### Work instruction
State how many lines of the records contain the string "Annular", and give no other information.

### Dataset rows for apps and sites
—————
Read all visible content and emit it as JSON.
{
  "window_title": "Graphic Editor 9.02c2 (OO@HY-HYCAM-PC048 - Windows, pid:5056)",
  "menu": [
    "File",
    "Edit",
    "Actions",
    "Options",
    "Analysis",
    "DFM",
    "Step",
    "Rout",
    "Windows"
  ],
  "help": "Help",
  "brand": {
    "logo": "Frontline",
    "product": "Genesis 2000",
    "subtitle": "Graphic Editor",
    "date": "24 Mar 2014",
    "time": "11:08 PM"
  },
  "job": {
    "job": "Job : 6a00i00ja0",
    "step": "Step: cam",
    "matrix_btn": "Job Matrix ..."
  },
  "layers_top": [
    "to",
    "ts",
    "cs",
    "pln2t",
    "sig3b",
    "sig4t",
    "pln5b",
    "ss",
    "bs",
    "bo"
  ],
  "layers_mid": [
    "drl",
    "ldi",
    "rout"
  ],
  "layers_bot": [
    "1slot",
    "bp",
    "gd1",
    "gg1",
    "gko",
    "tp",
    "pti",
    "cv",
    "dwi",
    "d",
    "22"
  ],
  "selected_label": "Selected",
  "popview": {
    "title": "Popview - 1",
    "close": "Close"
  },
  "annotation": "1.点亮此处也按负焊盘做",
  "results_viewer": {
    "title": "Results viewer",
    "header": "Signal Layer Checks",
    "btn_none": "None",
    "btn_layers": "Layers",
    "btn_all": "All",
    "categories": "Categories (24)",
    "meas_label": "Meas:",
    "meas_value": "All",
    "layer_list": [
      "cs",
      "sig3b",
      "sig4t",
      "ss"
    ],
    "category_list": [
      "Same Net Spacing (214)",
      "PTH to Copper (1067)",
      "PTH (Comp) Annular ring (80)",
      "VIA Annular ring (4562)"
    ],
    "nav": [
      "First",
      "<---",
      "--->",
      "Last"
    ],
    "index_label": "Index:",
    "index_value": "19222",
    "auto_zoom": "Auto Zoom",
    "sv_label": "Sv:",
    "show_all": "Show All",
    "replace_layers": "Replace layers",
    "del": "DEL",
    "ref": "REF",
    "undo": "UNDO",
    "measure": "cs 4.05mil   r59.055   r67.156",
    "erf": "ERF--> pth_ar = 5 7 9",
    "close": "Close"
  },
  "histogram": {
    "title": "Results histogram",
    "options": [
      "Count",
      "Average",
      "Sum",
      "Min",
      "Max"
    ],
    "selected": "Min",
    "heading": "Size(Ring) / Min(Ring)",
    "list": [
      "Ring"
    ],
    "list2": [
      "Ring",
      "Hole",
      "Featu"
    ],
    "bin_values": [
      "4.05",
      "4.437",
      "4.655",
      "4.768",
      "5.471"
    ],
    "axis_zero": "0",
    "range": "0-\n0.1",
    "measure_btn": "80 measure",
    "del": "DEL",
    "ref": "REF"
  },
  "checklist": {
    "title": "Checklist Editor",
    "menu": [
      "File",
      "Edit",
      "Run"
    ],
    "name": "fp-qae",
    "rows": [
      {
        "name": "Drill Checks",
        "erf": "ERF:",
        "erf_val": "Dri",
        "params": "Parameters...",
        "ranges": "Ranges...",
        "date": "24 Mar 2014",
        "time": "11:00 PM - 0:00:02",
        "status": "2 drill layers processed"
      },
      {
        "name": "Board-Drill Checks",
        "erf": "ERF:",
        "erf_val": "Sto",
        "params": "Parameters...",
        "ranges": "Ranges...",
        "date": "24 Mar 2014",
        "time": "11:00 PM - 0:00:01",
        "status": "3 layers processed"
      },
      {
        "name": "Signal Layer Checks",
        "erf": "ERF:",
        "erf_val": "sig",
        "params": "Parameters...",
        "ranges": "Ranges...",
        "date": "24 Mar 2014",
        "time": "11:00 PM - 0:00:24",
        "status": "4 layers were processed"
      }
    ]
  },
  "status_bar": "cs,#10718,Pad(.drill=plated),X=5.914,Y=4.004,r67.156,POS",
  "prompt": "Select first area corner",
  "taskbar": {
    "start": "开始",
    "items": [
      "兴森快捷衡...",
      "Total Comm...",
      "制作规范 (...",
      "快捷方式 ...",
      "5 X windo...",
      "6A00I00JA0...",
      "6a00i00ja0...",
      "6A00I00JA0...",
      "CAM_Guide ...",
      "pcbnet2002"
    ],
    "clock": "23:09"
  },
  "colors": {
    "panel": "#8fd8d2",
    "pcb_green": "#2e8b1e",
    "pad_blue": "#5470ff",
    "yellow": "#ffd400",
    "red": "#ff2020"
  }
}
—————
### Result of this exercise
2